Exactly reproduce all the records, keeping pictures out of the copy.

Saved entries:
(begin)
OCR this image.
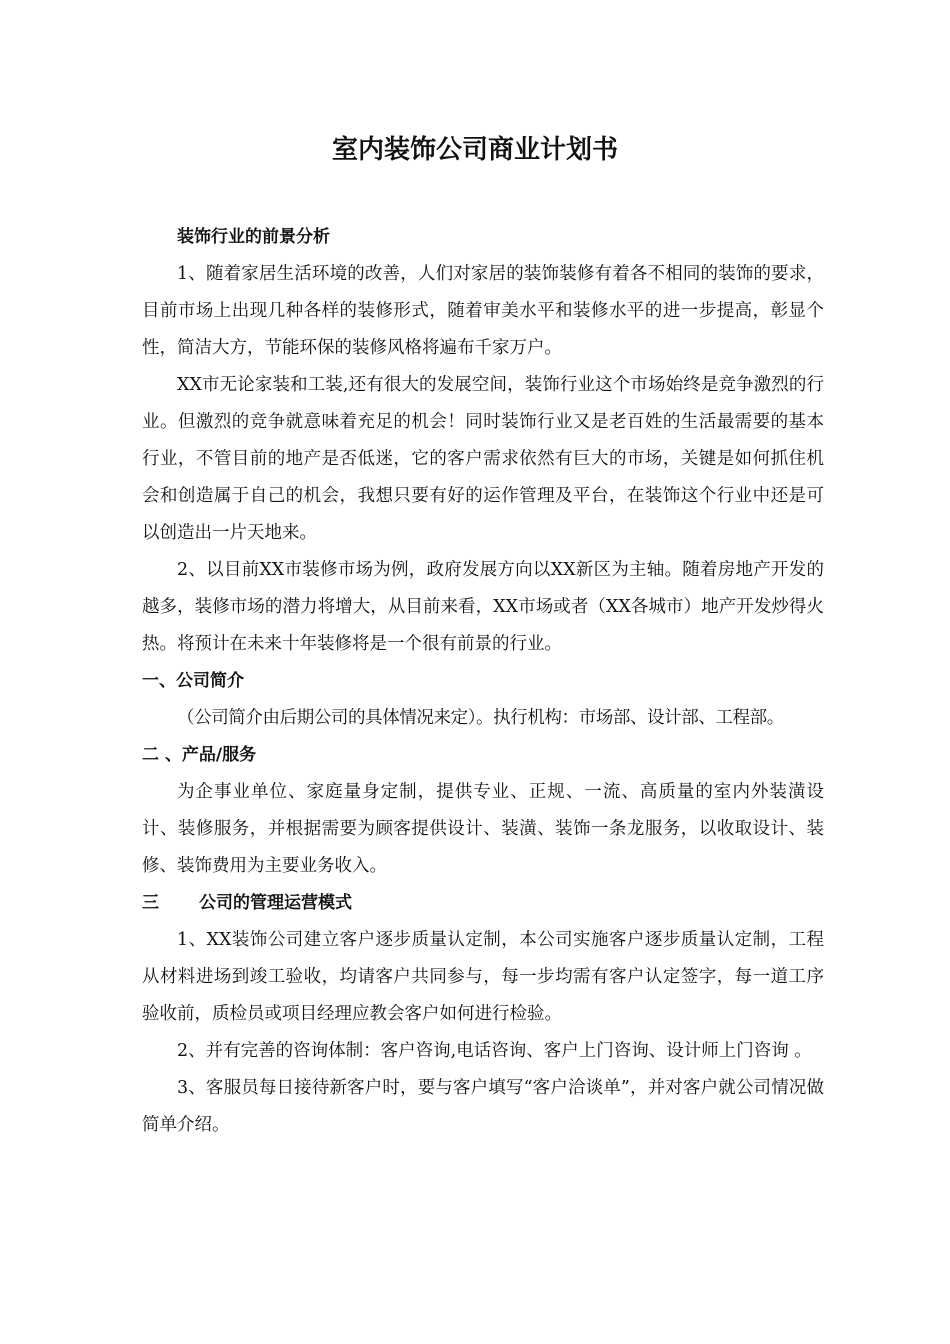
室内装饰公司商业计划书

装饰行业的前景分析

1、随着家居生活环境的改善，人们对家居的装饰装修有着各不相同的装饰的要求，目前市场上出现几种各样的装修形式，随着审美水平和装修水平的进一步提高，彰显个性，简洁大方，节能环保的装修风格将遍布千家万户。

XX市无论家装和工装,还有很大的发展空间，装饰行业这个市场始终是竞争激烈的行业。但激烈的竞争就意味着充足的机会！同时装饰行业又是老百姓的生活最需要的基本行业，不管目前的地产是否低迷，它的客户需求依然有巨大的市场，关键是如何抓住机会和创造属于自己的机会，我想只要有好的运作管理及平台，在装饰这个行业中还是可以创造出一片天地来。

2、以目前XX市装修市场为例，政府发展方向以XX新区为主轴。随着房地产开发的越多，装修市场的潜力将增大，从目前来看，XX市场或者（XX各城市）地产开发炒得火热。将预计在未来十年装修将是一个很有前景的行业。

一、公司简介

（公司简介由后期公司的具体情况来定）。执行机构：市场部、设计部、工程部。

二 、产品/服务

为企事业单位、家庭量身定制，提供专业、正规、一流、高质量的室内外装潢设计、装修服务，并根据需要为顾客提供设计、装潢、装饰一条龙服务，以收取设计、装修、装饰费用为主要业务收入。

三 公司的管理运营模式

1、XX装饰公司建立客户逐步质量认定制，本公司实施客户逐步质量认定制，工程从材料进场到竣工验收，均请客户共同参与，每一步均需有客户认定签字，每一道工序验收前，质检员或项目经理应教会客户如何进行检验。

2、并有完善的咨询体制：客户咨询,电话咨询、客户上门咨询、设计师上门咨询 。

3、客服员每日接待新客户时，要与客户填写“客户洽谈单”，并对客户就公司情况做简单介绍。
(end)
The answer
OCR this image.
室内装饰公司商业计划书

装饰行业的前景分析

1、随着家居生活环境的改善，人们对家居的装饰装修有着各不相同的装饰的要求，目前市场上出现几种各样的装修形式，随着审美水平和装修水平的进一步提高，彰显个性，简洁大方，节能环保的装修风格将遍布千家万户。

XX市无论家装和工装,还有很大的发展空间，装饰行业这个市场始终是竞争激烈的行业。但激烈的竞争就意味着充足的机会！同时装饰行业又是老百姓的生活最需要的基本行业，不管目前的地产是否低迷，它的客户需求依然有巨大的市场，关键是如何抓住机会和创造属于自己的机会，我想只要有好的运作管理及平台，在装饰这个行业中还是可以创造出一片天地来。

2、以目前XX市装修市场为例，政府发展方向以XX新区为主轴。随着房地产开发的越多，装修市场的潜力将增大，从目前来看，XX市场或者（XX各城市）地产开发炒得火热。将预计在未来十年装修将是一个很有前景的行业。

一、公司简介

（公司简介由后期公司的具体情况来定）。执行机构：市场部、设计部、工程部。

二 、产品/服务

为企事业单位、家庭量身定制，提供专业、正规、一流、高质量的室内外装潢设计、装修服务，并根据需要为顾客提供设计、装潢、装饰一条龙服务，以收取设计、装修、装饰费用为主要业务收入。

三 公司的管理运营模式

1、XX装饰公司建立客户逐步质量认定制，本公司实施客户逐步质量认定制，工程从材料进场到竣工验收，均请客户共同参与，每一步均需有客户认定签字，每一道工序验收前，质检员或项目经理应教会客户如何进行检验。

2、并有完善的咨询体制：客户咨询,电话咨询、客户上门咨询、设计师上门咨询 。

3、客服员每日接待新客户时，要与客户填写“客户洽谈单”，并对客户就公司情况做简单介绍。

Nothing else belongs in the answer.